◆ WHAT YOU SHOULD DO ◆
Output word for word the lines from the one with "Output the text content of this document." to the final line of the data, both ends included, but skip the pictures.

◆ EXTRACTED INFORMATION ◆
**********

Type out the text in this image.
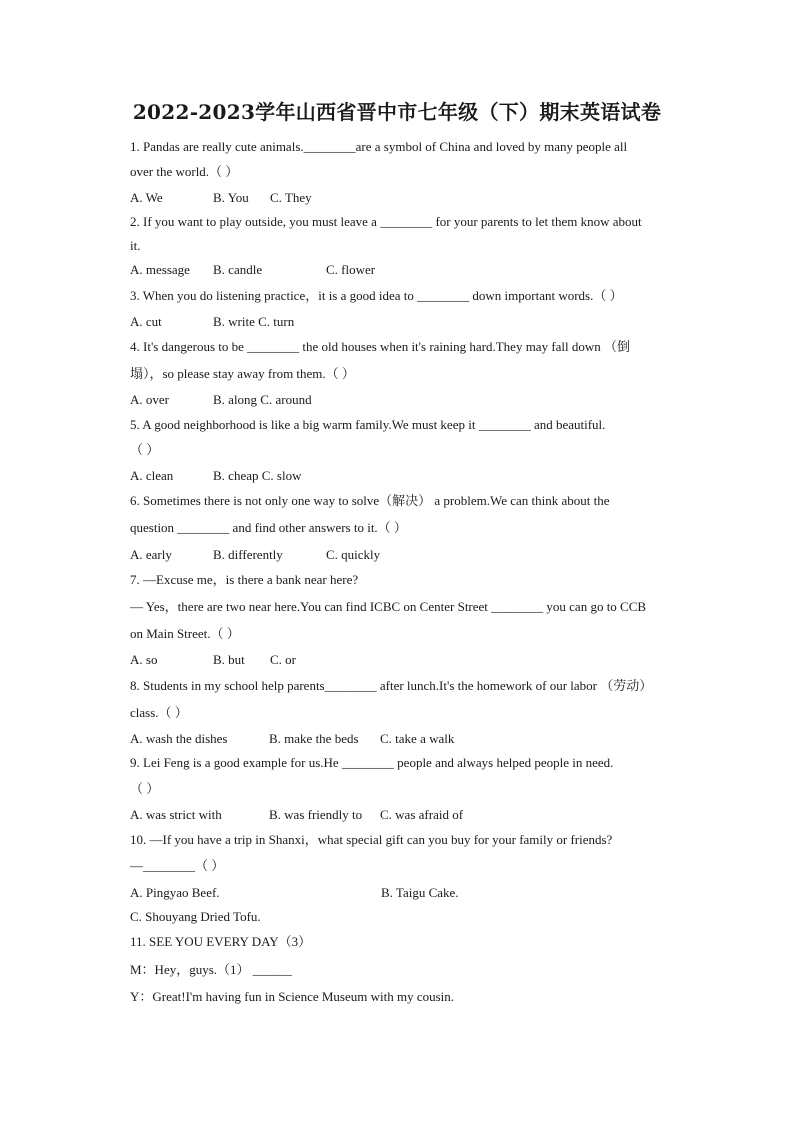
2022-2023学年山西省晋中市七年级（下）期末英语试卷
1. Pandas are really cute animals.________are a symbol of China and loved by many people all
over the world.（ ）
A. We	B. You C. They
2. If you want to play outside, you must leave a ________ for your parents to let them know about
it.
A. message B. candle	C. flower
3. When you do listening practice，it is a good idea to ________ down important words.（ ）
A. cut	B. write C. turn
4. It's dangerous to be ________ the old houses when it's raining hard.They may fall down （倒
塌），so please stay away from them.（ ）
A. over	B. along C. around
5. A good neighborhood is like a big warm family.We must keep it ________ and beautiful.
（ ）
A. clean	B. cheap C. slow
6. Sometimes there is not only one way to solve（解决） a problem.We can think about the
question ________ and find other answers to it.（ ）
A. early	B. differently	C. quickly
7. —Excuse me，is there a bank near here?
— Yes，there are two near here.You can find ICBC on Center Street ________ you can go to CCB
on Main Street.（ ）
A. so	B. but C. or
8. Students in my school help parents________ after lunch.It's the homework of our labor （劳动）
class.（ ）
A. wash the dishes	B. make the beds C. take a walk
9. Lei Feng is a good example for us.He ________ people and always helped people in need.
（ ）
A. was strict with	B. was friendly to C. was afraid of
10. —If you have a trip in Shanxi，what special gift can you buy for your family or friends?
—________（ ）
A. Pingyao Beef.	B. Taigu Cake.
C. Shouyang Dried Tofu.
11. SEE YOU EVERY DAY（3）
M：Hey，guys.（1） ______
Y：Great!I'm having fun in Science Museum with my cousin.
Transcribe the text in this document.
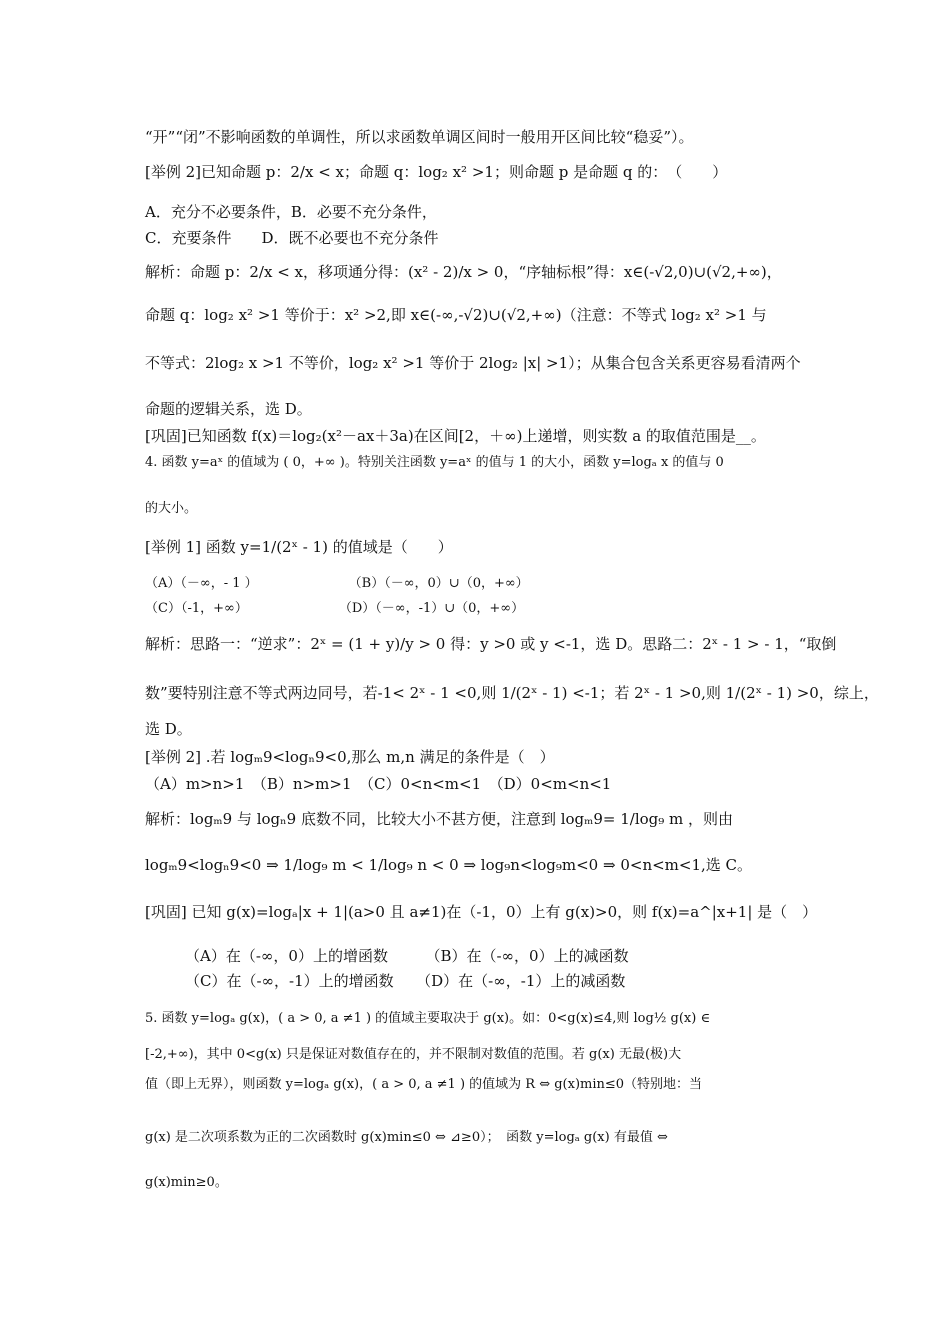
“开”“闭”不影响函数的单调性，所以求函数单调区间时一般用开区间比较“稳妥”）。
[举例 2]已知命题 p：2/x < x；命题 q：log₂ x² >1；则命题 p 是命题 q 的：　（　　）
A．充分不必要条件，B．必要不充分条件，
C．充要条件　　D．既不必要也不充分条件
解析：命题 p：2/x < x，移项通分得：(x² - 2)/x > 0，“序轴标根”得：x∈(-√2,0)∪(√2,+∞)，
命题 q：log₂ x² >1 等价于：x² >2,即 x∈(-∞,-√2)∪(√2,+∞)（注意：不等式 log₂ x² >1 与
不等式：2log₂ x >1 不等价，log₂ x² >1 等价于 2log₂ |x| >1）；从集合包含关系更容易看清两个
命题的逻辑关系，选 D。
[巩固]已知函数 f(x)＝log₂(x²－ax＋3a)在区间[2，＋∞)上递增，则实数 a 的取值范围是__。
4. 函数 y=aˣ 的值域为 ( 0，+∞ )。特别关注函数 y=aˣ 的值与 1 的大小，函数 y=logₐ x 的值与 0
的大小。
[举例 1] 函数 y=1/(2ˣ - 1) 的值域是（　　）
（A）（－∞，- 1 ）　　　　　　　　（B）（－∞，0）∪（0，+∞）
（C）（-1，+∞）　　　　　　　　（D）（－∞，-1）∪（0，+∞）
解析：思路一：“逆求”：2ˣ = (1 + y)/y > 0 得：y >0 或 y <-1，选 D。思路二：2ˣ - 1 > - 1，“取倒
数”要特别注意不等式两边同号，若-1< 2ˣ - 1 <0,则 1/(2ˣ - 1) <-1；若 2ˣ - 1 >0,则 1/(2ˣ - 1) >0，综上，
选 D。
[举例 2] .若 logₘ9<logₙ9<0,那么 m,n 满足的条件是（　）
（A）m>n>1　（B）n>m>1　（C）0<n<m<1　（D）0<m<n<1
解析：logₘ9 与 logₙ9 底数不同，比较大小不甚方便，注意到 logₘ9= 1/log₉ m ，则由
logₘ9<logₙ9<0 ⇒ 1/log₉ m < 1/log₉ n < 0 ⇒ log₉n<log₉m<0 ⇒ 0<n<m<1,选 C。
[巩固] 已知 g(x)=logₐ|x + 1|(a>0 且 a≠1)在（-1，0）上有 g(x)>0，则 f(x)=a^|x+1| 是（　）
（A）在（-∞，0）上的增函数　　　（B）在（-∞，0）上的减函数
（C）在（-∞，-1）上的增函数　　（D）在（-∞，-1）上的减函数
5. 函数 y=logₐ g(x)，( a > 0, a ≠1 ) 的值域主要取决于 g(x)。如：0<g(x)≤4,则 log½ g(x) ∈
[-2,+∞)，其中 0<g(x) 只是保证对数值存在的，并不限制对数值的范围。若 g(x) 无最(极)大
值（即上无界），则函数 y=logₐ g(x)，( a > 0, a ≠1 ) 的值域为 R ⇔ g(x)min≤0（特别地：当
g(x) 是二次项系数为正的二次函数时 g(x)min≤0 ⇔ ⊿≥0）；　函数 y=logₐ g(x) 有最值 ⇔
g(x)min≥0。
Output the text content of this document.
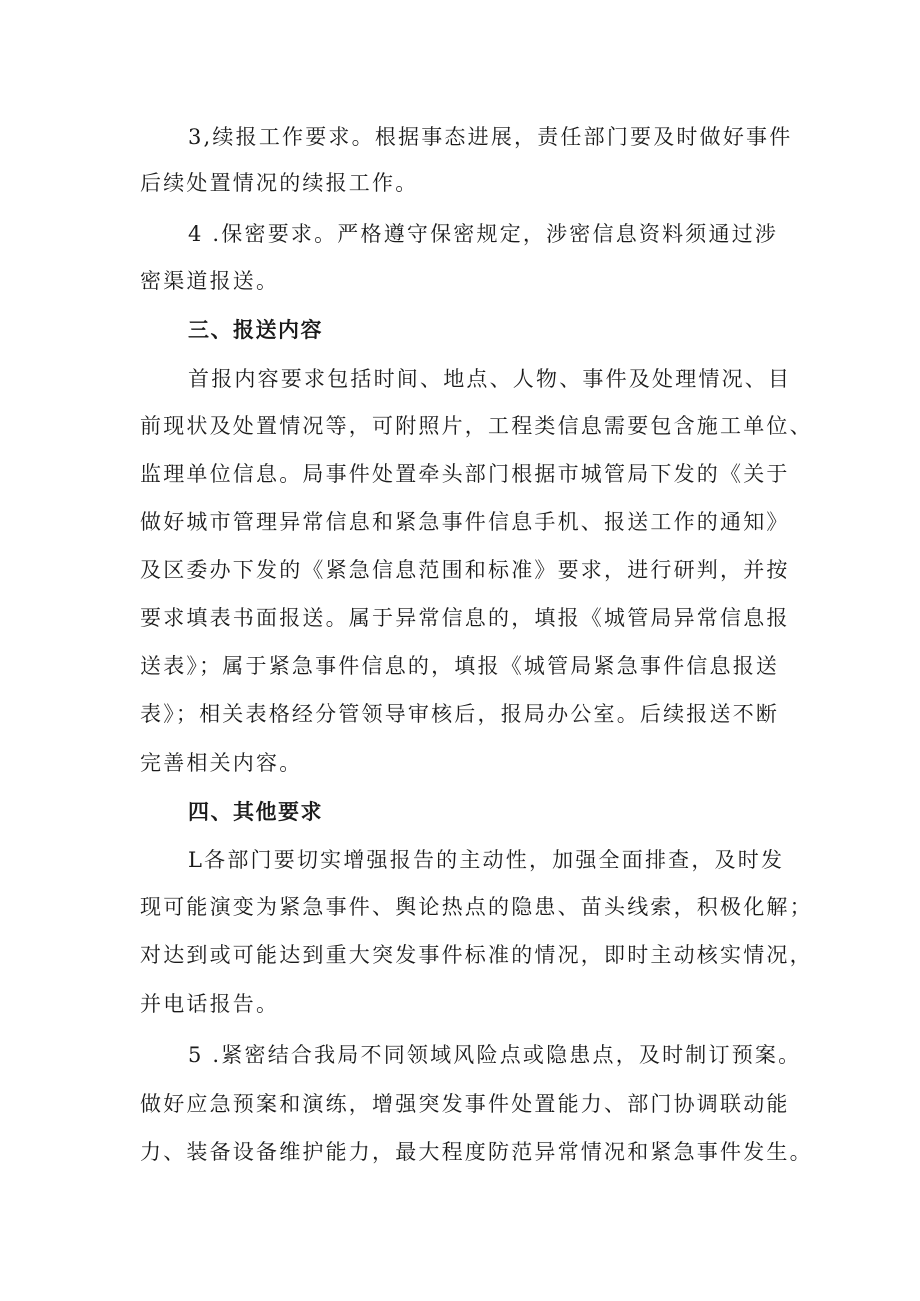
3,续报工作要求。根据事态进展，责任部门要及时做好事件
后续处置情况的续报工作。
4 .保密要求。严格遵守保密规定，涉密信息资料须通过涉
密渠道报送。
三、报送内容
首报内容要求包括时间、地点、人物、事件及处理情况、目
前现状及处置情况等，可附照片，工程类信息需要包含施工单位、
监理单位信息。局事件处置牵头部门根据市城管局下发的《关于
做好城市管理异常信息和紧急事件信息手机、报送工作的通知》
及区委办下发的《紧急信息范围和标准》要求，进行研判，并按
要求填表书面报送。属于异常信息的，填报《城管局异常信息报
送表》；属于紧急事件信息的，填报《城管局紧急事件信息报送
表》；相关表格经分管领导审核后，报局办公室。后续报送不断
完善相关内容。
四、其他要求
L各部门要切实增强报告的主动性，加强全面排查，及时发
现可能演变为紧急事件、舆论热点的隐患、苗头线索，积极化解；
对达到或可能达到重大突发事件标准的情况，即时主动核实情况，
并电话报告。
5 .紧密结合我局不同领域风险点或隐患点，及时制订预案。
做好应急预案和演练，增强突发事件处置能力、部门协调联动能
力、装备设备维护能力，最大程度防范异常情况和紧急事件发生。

**********

◆ RESPONSE TO THIS TASK ◆
Output the text content of this document.
3,续报工作要求。根据事态进展，责任部门要及时做好事件
后续处置情况的续报工作。
4 .保密要求。严格遵守保密规定，涉密信息资料须通过涉
密渠道报送。
三、报送内容
首报内容要求包括时间、地点、人物、事件及处理情况、目
前现状及处置情况等，可附照片，工程类信息需要包含施工单位、
监理单位信息。局事件处置牵头部门根据市城管局下发的《关于
做好城市管理异常信息和紧急事件信息手机、报送工作的通知》
及区委办下发的《紧急信息范围和标准》要求，进行研判，并按
要求填表书面报送。属于异常信息的，填报《城管局异常信息报
送表》；属于紧急事件信息的，填报《城管局紧急事件信息报送
表》；相关表格经分管领导审核后，报局办公室。后续报送不断
完善相关内容。
四、其他要求
L各部门要切实增强报告的主动性，加强全面排查，及时发
现可能演变为紧急事件、舆论热点的隐患、苗头线索，积极化解；
对达到或可能达到重大突发事件标准的情况，即时主动核实情况，
并电话报告。
5 .紧密结合我局不同领域风险点或隐患点，及时制订预案。
做好应急预案和演练，增强突发事件处置能力、部门协调联动能
力、装备设备维护能力，最大程度防范异常情况和紧急事件发生。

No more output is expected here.